* START *
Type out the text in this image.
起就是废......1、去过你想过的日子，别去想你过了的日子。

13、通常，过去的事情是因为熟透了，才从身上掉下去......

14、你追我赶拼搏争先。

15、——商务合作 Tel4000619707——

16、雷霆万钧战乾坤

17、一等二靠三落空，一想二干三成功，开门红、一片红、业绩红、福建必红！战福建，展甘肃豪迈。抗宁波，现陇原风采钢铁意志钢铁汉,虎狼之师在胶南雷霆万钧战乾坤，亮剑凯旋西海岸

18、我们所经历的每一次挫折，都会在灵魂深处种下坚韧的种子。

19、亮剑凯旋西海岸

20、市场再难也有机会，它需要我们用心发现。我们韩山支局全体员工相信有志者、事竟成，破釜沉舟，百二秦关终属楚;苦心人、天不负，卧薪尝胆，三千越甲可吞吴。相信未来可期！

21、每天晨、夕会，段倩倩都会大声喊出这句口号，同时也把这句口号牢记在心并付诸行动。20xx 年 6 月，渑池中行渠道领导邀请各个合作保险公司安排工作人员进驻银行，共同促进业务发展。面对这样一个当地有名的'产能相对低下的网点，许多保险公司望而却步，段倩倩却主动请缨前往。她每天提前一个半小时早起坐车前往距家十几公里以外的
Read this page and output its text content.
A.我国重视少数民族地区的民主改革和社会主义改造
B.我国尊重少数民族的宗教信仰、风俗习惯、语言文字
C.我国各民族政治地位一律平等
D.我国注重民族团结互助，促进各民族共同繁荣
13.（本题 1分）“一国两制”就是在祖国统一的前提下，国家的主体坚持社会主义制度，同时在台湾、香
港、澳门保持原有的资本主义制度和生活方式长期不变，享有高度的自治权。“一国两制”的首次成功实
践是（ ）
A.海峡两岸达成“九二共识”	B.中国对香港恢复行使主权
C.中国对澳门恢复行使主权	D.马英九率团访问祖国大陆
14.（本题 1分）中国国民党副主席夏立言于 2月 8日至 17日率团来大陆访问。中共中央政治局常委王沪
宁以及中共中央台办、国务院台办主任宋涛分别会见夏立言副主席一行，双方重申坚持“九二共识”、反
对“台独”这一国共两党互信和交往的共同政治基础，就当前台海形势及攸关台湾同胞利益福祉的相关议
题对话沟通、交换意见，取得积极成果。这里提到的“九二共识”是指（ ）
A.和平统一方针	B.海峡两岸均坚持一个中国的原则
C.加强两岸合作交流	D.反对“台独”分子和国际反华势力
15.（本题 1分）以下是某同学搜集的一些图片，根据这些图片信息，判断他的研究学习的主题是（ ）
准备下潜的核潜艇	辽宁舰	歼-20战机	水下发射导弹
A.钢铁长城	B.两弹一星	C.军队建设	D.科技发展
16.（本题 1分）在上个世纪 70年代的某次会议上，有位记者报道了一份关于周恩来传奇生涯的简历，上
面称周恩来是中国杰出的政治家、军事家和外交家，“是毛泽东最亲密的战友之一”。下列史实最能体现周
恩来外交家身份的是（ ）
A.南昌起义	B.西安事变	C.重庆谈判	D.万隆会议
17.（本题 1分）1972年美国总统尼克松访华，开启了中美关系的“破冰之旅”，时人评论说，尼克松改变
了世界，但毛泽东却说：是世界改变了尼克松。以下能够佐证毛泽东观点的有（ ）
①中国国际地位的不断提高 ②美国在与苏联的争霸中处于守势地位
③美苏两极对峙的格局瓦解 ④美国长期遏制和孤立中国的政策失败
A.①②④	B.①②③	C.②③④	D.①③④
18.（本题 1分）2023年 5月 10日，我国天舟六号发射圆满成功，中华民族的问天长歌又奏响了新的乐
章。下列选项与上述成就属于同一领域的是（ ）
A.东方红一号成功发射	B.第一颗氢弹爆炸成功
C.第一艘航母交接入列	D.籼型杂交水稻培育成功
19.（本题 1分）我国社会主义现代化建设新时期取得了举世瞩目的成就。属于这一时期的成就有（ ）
* END *
[Your objective] Repeat, exactly and only, the lines above from the one containing "Read this page and output its text content." through the end of the material.

[The answer]
Read this page and output its text content.
A.我国重视少数民族地区的民主改革和社会主义改造
B.我国尊重少数民族的宗教信仰、风俗习惯、语言文字
C.我国各民族政治地位一律平等
D.我国注重民族团结互助，促进各民族共同繁荣
13.（本题 1分）“一国两制”就是在祖国统一的前提下，国家的主体坚持社会主义制度，同时在台湾、香
港、澳门保持原有的资本主义制度和生活方式长期不变，享有高度的自治权。“一国两制”的首次成功实
践是（ ）
A.海峡两岸达成“九二共识”	B.中国对香港恢复行使主权
C.中国对澳门恢复行使主权	D.马英九率团访问祖国大陆
14.（本题 1分）中国国民党副主席夏立言于 2月 8日至 17日率团来大陆访问。中共中央政治局常委王沪
宁以及中共中央台办、国务院台办主任宋涛分别会见夏立言副主席一行，双方重申坚持“九二共识”、反
对“台独”这一国共两党互信和交往的共同政治基础，就当前台海形势及攸关台湾同胞利益福祉的相关议
题对话沟通、交换意见，取得积极成果。这里提到的“九二共识”是指（ ）
A.和平统一方针	B.海峡两岸均坚持一个中国的原则
C.加强两岸合作交流	D.反对“台独”分子和国际反华势力
15.（本题 1分）以下是某同学搜集的一些图片，根据这些图片信息，判断他的研究学习的主题是（ ）
准备下潜的核潜艇	辽宁舰	歼-20战机	水下发射导弹
A.钢铁长城	B.两弹一星	C.军队建设	D.科技发展
16.（本题 1分）在上个世纪 70年代的某次会议上，有位记者报道了一份关于周恩来传奇生涯的简历，上
面称周恩来是中国杰出的政治家、军事家和外交家，“是毛泽东最亲密的战友之一”。下列史实最能体现周
恩来外交家身份的是（ ）
A.南昌起义	B.西安事变	C.重庆谈判	D.万隆会议
17.（本题 1分）1972年美国总统尼克松访华，开启了中美关系的“破冰之旅”，时人评论说，尼克松改变
了世界，但毛泽东却说：是世界改变了尼克松。以下能够佐证毛泽东观点的有（ ）
①中国国际地位的不断提高 ②美国在与苏联的争霸中处于守势地位
③美苏两极对峙的格局瓦解 ④美国长期遏制和孤立中国的政策失败
A.①②④	B.①②③	C.②③④	D.①③④
18.（本题 1分）2023年 5月 10日，我国天舟六号发射圆满成功，中华民族的问天长歌又奏响了新的乐
章。下列选项与上述成就属于同一领域的是（ ）
A.东方红一号成功发射	B.第一颗氢弹爆炸成功
C.第一艘航母交接入列	D.籼型杂交水稻培育成功
19.（本题 1分）我国社会主义现代化建设新时期取得了举世瞩目的成就。属于这一时期的成就有（ ）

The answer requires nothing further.